Stated task: Take all the material and copy it exactly.

_____

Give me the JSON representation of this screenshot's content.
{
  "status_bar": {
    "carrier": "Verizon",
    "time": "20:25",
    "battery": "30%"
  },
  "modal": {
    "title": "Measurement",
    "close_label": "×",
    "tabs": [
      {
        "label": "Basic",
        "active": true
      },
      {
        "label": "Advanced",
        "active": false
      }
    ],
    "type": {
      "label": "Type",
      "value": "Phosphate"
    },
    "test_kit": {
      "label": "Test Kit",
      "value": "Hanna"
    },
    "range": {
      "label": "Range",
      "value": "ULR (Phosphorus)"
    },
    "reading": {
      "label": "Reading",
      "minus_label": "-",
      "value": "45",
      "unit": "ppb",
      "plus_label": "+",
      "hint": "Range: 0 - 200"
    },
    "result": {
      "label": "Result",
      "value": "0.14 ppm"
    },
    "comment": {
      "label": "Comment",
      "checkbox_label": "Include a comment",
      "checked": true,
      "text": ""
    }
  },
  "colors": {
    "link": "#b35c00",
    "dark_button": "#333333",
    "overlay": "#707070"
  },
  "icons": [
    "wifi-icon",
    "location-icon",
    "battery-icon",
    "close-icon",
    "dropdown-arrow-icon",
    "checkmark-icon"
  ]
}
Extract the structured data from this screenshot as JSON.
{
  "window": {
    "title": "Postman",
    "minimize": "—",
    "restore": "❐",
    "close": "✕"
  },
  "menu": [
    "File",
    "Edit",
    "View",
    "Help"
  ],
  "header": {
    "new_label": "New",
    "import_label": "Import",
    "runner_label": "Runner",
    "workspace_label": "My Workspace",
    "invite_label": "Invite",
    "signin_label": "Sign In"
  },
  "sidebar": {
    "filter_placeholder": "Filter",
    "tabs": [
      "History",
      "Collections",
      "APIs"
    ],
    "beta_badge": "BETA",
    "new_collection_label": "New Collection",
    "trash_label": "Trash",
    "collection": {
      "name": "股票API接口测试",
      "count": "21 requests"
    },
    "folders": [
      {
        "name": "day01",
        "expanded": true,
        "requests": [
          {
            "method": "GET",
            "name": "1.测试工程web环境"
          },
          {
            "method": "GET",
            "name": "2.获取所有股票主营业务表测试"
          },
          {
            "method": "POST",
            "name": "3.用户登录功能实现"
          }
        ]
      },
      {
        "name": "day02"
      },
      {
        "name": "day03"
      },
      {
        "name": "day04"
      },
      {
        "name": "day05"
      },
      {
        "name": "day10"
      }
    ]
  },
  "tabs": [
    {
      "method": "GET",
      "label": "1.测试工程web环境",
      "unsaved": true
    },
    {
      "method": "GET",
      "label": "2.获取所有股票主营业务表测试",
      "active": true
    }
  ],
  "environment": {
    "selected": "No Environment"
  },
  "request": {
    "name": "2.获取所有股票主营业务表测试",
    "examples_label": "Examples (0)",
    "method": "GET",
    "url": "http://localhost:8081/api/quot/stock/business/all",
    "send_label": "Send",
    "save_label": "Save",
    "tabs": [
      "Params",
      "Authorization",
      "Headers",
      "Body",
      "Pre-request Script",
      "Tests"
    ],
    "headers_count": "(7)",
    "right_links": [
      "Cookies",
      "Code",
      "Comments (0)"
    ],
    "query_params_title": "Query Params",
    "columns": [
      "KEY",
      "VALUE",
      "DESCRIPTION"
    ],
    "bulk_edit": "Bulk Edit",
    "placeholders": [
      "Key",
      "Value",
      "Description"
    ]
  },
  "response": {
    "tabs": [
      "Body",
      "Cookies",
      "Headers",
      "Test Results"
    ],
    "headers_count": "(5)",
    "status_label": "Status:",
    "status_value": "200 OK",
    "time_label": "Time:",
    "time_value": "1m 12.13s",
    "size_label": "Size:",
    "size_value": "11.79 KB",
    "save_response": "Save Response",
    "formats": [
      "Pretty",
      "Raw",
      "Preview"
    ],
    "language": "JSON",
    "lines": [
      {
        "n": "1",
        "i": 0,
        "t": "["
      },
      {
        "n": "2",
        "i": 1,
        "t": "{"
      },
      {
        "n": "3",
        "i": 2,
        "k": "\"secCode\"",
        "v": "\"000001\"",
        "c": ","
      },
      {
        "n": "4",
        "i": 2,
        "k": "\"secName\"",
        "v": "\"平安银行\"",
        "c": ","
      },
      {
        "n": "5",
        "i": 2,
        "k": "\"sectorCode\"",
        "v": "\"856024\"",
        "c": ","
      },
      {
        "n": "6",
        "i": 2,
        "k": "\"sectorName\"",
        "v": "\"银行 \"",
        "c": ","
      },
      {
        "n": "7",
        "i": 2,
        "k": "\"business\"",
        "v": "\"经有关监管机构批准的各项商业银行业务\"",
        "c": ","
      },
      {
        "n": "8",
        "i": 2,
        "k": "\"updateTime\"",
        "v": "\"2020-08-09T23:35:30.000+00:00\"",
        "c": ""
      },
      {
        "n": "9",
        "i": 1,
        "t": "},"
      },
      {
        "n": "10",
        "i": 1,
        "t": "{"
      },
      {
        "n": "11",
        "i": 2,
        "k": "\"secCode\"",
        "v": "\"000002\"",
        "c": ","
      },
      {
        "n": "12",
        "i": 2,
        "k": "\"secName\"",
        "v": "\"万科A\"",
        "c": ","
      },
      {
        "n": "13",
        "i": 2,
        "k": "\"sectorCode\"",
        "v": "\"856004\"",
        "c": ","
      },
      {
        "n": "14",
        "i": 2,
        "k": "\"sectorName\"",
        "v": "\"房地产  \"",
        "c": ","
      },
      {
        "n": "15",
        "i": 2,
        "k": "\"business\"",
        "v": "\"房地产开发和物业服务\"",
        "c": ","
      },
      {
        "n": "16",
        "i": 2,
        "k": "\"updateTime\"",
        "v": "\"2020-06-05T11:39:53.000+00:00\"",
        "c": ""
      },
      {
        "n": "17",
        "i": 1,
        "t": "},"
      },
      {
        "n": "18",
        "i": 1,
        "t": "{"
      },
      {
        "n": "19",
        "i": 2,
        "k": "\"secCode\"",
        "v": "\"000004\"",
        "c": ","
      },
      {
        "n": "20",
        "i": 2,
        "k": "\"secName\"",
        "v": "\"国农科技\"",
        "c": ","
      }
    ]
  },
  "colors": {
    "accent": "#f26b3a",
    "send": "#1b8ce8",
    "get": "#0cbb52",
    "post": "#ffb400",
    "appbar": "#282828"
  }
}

_____

The reply:
Give me the JSON representation of this screenshot's content.
{
  "status_bar": {
    "carrier": "Verizon",
    "time": "20:25",
    "battery": "30%"
  },
  "modal": {
    "title": "Measurement",
    "close_label": "×",
    "tabs": [
      {
        "label": "Basic",
        "active": true
      },
      {
        "label": "Advanced",
        "active": false
      }
    ],
    "type": {
      "label": "Type",
      "value": "Phosphate"
    },
    "test_kit": {
      "label": "Test Kit",
      "value": "Hanna"
    },
    "range": {
      "label": "Range",
      "value": "ULR (Phosphorus)"
    },
    "reading": {
      "label": "Reading",
      "minus_label": "-",
      "value": "45",
      "unit": "ppb",
      "plus_label": "+",
      "hint": "Range: 0 - 200"
    },
    "result": {
      "label": "Result",
      "value": "0.14 ppm"
    },
    "comment": {
      "label": "Comment",
      "checkbox_label": "Include a comment",
      "checked": true,
      "text": ""
    }
  },
  "colors": {
    "link": "#b35c00",
    "dark_button": "#333333",
    "overlay": "#707070"
  },
  "icons": [
    "wifi-icon",
    "location-icon",
    "battery-icon",
    "close-icon",
    "dropdown-arrow-icon",
    "checkmark-icon"
  ]
}
Extract the structured data from this screenshot as JSON.
{
  "window": {
    "title": "Postman",
    "minimize": "—",
    "restore": "❐",
    "close": "✕"
  },
  "menu": [
    "File",
    "Edit",
    "View",
    "Help"
  ],
  "header": {
    "new_label": "New",
    "import_label": "Import",
    "runner_label": "Runner",
    "workspace_label": "My Workspace",
    "invite_label": "Invite",
    "signin_label": "Sign In"
  },
  "sidebar": {
    "filter_placeholder": "Filter",
    "tabs": [
      "History",
      "Collections",
      "APIs"
    ],
    "beta_badge": "BETA",
    "new_collection_label": "New Collection",
    "trash_label": "Trash",
    "collection": {
      "name": "股票API接口测试",
      "count": "21 requests"
    },
    "folders": [
      {
        "name": "day01",
        "expanded": true,
        "requests": [
          {
            "method": "GET",
            "name": "1.测试工程web环境"
          },
          {
            "method": "GET",
            "name": "2.获取所有股票主营业务表测试"
          },
          {
            "method": "POST",
            "name": "3.用户登录功能实现"
          }
        ]
      },
      {
        "name": "day02"
      },
      {
        "name": "day03"
      },
      {
        "name": "day04"
      },
      {
        "name": "day05"
      },
      {
        "name": "day10"
      }
    ]
  },
  "tabs": [
    {
      "method": "GET",
      "label": "1.测试工程web环境",
      "unsaved": true
    },
    {
      "method": "GET",
      "label": "2.获取所有股票主营业务表测试",
      "active": true
    }
  ],
  "environment": {
    "selected": "No Environment"
  },
  "request": {
    "name": "2.获取所有股票主营业务表测试",
    "examples_label": "Examples (0)",
    "method": "GET",
    "url": "http://localhost:8081/api/quot/stock/business/all",
    "send_label": "Send",
    "save_label": "Save",
    "tabs": [
      "Params",
      "Authorization",
      "Headers",
      "Body",
      "Pre-request Script",
      "Tests"
    ],
    "headers_count": "(7)",
    "right_links": [
      "Cookies",
      "Code",
      "Comments (0)"
    ],
    "query_params_title": "Query Params",
    "columns": [
      "KEY",
      "VALUE",
      "DESCRIPTION"
    ],
    "bulk_edit": "Bulk Edit",
    "placeholders": [
      "Key",
      "Value",
      "Description"
    ]
  },
  "response": {
    "tabs": [
      "Body",
      "Cookies",
      "Headers",
      "Test Results"
    ],
    "headers_count": "(5)",
    "status_label": "Status:",
    "status_value": "200 OK",
    "time_label": "Time:",
    "time_value": "1m 12.13s",
    "size_label": "Size:",
    "size_value": "11.79 KB",
    "save_response": "Save Response",
    "formats": [
      "Pretty",
      "Raw",
      "Preview"
    ],
    "language": "JSON",
    "lines": [
      {
        "n": "1",
        "i": 0,
        "t": "["
      },
      {
        "n": "2",
        "i": 1,
        "t": "{"
      },
      {
        "n": "3",
        "i": 2,
        "k": "\"secCode\"",
        "v": "\"000001\"",
        "c": ","
      },
      {
        "n": "4",
        "i": 2,
        "k": "\"secName\"",
        "v": "\"平安银行\"",
        "c": ","
      },
      {
        "n": "5",
        "i": 2,
        "k": "\"sectorCode\"",
        "v": "\"856024\"",
        "c": ","
      },
      {
        "n": "6",
        "i": 2,
        "k": "\"sectorName\"",
        "v": "\"银行 \"",
        "c": ","
      },
      {
        "n": "7",
        "i": 2,
        "k": "\"business\"",
        "v": "\"经有关监管机构批准的各项商业银行业务\"",
        "c": ","
      },
      {
        "n": "8",
        "i": 2,
        "k": "\"updateTime\"",
        "v": "\"2020-08-09T23:35:30.000+00:00\"",
        "c": ""
      },
      {
        "n": "9",
        "i": 1,
        "t": "},"
      },
      {
        "n": "10",
        "i": 1,
        "t": "{"
      },
      {
        "n": "11",
        "i": 2,
        "k": "\"secCode\"",
        "v": "\"000002\"",
        "c": ","
      },
      {
        "n": "12",
        "i": 2,
        "k": "\"secName\"",
        "v": "\"万科A\"",
        "c": ","
      },
      {
        "n": "13",
        "i": 2,
        "k": "\"sectorCode\"",
        "v": "\"856004\"",
        "c": ","
      },
      {
        "n": "14",
        "i": 2,
        "k": "\"sectorName\"",
        "v": "\"房地产  \"",
        "c": ","
      },
      {
        "n": "15",
        "i": 2,
        "k": "\"business\"",
        "v": "\"房地产开发和物业服务\"",
        "c": ","
      },
      {
        "n": "16",
        "i": 2,
        "k": "\"updateTime\"",
        "v": "\"2020-06-05T11:39:53.000+00:00\"",
        "c": ""
      },
      {
        "n": "17",
        "i": 1,
        "t": "},"
      },
      {
        "n": "18",
        "i": 1,
        "t": "{"
      },
      {
        "n": "19",
        "i": 2,
        "k": "\"secCode\"",
        "v": "\"000004\"",
        "c": ","
      },
      {
        "n": "20",
        "i": 2,
        "k": "\"secName\"",
        "v": "\"国农科技\"",
        "c": ","
      }
    ]
  },
  "colors": {
    "accent": "#f26b3a",
    "send": "#1b8ce8",
    "get": "#0cbb52",
    "post": "#ffb400",
    "appbar": "#282828"
  }
}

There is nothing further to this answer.